(Collection entries)
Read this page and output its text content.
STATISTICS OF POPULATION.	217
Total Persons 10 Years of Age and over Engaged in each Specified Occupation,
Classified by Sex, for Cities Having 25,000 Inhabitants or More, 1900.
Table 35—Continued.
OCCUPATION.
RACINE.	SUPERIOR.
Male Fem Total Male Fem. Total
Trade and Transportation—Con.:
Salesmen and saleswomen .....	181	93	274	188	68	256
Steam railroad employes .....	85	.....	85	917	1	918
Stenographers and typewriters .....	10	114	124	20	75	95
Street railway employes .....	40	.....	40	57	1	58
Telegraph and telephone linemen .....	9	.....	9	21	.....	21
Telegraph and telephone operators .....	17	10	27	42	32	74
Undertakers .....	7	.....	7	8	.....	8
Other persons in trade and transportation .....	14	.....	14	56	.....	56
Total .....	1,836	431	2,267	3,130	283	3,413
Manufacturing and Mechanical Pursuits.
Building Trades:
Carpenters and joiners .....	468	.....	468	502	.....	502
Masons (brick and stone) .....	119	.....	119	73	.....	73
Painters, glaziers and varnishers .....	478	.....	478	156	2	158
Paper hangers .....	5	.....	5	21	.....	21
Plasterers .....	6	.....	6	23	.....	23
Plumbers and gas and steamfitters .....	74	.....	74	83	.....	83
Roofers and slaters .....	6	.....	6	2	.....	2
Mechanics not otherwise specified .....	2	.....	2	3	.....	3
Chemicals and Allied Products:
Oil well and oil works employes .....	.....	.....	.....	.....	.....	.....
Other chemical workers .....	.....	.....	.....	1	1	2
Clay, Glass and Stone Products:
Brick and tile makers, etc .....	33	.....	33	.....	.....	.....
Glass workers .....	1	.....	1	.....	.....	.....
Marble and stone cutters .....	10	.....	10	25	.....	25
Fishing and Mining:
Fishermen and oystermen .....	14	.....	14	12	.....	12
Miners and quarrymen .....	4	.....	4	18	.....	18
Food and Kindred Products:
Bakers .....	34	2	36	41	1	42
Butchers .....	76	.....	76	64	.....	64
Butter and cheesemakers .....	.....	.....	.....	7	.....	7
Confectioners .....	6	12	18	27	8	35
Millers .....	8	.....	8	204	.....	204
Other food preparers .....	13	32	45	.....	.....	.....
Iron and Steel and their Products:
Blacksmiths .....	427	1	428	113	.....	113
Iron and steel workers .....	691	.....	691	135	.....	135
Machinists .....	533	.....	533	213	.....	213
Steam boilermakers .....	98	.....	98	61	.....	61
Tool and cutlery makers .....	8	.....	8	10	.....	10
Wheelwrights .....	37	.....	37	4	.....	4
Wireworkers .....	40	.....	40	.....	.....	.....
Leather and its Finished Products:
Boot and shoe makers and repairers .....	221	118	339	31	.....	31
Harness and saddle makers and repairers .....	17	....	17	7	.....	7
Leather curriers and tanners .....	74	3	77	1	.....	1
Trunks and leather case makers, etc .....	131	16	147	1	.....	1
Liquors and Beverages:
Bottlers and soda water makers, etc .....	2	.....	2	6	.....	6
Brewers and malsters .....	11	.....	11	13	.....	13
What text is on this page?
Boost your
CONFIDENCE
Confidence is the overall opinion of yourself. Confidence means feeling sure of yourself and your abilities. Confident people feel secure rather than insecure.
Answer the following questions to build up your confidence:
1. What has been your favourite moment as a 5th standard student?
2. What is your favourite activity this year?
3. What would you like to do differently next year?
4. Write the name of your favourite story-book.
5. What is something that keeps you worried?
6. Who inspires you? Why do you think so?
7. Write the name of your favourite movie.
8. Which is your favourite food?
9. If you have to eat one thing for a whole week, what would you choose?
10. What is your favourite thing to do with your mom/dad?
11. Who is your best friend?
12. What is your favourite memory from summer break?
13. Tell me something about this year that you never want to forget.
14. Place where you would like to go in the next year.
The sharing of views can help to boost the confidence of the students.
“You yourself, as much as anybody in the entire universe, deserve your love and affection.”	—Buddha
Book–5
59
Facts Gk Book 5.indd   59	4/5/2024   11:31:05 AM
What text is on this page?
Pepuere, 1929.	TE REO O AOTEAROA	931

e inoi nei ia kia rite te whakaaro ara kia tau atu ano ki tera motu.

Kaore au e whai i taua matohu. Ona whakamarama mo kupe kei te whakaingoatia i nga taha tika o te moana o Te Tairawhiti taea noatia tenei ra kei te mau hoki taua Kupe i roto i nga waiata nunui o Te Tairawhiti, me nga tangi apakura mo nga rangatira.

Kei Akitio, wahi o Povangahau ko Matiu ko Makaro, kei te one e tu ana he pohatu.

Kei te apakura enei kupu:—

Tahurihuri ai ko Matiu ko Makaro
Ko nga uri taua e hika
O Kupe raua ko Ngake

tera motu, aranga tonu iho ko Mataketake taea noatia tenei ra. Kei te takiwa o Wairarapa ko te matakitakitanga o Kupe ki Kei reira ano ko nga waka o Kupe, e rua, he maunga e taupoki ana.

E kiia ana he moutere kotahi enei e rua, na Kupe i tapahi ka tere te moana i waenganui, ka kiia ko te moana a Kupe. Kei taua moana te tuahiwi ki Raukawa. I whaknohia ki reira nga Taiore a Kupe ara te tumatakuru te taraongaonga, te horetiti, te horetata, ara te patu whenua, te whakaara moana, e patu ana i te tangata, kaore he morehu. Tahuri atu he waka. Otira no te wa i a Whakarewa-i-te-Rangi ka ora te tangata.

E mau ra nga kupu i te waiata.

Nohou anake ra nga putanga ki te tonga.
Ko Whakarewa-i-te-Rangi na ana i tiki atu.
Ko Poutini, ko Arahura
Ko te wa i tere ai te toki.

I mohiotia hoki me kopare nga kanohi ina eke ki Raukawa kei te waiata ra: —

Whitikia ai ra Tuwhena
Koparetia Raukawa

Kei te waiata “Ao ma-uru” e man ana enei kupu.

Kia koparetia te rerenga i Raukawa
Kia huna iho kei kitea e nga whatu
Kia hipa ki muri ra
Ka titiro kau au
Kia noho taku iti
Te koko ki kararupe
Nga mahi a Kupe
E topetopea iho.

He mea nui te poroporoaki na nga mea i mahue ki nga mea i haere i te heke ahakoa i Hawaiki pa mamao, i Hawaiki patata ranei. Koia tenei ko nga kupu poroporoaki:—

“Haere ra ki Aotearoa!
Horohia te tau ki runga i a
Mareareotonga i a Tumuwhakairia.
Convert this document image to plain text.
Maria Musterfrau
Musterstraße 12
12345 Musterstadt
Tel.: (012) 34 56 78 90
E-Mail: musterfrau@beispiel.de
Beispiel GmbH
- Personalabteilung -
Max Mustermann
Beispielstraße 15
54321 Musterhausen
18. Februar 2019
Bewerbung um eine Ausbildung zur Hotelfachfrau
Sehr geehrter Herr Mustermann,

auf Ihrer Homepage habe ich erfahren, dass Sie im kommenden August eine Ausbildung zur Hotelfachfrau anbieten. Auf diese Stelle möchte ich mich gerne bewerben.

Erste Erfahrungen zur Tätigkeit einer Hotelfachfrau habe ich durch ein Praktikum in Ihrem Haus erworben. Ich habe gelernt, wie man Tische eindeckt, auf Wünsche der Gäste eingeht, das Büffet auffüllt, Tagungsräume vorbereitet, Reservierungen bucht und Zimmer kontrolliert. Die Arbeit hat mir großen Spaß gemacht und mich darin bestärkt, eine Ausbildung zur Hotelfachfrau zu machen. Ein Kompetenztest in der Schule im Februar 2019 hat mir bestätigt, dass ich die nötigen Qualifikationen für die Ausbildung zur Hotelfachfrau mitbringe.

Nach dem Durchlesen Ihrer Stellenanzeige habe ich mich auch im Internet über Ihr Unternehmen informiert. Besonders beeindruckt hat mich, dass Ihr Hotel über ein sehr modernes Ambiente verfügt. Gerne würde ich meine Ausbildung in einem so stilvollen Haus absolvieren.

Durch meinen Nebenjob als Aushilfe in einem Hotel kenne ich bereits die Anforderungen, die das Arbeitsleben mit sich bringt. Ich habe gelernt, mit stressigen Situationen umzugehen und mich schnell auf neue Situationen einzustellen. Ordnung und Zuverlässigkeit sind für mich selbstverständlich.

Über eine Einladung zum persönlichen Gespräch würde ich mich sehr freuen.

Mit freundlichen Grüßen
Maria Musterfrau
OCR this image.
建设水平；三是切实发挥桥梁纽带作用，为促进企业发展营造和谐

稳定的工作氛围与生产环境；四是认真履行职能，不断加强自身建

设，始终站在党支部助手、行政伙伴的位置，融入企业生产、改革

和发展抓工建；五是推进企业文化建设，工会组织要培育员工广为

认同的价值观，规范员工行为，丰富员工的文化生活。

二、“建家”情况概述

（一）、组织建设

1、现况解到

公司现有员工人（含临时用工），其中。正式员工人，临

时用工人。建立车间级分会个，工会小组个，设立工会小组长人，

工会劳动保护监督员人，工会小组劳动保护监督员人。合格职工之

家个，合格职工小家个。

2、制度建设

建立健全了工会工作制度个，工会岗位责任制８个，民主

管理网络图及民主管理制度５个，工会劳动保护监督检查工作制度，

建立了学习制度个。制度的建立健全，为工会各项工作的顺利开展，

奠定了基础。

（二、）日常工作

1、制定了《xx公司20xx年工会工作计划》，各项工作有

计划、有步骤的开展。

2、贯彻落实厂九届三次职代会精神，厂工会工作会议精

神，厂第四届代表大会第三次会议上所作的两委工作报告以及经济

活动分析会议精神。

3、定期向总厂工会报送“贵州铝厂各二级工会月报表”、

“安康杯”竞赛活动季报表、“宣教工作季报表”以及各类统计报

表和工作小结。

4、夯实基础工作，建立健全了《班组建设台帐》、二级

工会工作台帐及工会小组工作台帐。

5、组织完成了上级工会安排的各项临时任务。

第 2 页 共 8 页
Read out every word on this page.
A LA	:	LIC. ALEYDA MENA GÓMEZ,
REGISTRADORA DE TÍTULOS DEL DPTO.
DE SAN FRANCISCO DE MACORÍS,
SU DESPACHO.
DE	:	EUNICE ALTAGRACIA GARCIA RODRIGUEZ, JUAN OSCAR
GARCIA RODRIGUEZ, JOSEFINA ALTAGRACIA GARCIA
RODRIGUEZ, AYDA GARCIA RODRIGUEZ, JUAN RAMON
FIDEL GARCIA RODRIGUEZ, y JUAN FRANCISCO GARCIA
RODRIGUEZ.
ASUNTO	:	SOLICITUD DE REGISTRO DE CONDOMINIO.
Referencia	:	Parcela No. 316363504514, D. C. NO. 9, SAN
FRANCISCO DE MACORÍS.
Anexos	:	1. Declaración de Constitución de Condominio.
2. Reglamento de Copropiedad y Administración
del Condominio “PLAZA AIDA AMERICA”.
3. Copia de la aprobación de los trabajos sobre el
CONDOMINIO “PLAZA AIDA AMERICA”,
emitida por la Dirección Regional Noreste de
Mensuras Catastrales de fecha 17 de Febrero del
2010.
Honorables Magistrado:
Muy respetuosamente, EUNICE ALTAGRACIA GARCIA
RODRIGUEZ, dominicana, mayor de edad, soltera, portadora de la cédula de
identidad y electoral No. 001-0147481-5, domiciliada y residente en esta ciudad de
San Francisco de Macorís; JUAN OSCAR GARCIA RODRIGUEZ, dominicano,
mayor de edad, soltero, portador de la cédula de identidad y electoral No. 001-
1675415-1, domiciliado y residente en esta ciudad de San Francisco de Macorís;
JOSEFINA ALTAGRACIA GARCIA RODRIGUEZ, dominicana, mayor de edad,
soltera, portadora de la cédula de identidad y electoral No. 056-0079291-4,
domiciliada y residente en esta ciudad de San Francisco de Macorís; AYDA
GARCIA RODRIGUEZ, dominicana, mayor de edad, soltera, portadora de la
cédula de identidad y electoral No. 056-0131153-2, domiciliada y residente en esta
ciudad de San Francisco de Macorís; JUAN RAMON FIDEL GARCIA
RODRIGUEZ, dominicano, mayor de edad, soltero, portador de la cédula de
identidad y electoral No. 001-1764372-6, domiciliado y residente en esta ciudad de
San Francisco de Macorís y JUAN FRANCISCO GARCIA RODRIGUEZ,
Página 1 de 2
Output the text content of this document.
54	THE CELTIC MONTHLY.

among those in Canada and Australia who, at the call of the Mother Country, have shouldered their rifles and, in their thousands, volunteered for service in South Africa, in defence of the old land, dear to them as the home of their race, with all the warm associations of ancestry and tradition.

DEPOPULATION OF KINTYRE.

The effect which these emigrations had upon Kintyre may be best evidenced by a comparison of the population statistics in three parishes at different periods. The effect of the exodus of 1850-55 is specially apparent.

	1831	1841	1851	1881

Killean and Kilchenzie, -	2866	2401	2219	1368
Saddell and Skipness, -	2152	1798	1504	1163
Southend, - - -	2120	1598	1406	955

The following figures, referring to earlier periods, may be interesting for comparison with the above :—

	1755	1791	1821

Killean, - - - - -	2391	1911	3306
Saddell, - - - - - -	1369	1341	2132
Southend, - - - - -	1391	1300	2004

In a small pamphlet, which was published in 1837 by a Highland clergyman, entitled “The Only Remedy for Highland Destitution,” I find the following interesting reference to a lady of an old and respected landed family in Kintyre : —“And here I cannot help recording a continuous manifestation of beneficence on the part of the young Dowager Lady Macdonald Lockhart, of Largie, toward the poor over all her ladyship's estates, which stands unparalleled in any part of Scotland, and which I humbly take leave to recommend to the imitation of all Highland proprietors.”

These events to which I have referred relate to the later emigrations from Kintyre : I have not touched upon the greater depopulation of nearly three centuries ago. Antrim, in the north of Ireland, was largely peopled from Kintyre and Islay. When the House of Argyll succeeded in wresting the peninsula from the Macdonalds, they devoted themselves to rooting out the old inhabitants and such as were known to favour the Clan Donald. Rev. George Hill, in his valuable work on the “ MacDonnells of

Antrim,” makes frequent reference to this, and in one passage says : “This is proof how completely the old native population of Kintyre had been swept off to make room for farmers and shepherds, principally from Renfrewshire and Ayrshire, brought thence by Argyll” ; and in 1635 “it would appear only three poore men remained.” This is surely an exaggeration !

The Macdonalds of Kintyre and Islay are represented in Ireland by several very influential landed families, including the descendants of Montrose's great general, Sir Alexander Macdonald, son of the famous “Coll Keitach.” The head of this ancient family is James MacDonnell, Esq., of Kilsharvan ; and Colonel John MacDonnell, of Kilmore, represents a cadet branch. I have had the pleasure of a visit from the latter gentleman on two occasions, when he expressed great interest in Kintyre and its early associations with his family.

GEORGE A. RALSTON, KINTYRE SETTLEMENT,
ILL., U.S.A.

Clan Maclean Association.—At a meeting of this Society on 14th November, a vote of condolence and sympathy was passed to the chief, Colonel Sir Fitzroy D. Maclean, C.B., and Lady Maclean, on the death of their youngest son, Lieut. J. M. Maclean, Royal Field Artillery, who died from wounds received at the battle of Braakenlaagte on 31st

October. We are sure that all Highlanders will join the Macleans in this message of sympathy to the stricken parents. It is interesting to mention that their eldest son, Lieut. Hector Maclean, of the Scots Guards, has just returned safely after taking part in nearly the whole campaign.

WHAT THE EXERCISE ASKS
Filter the records for lines holding the string "periods". Copy each one.

TASK ANSWER
The effect which these emigrations had upon Kintyre may be best evidenced by a comparison of the population statistics in three parishes at different periods. The effect of the exodus of 1850-55 is specially apparent.
The following figures, referring to earlier periods, may be interesting for comparison with the above :—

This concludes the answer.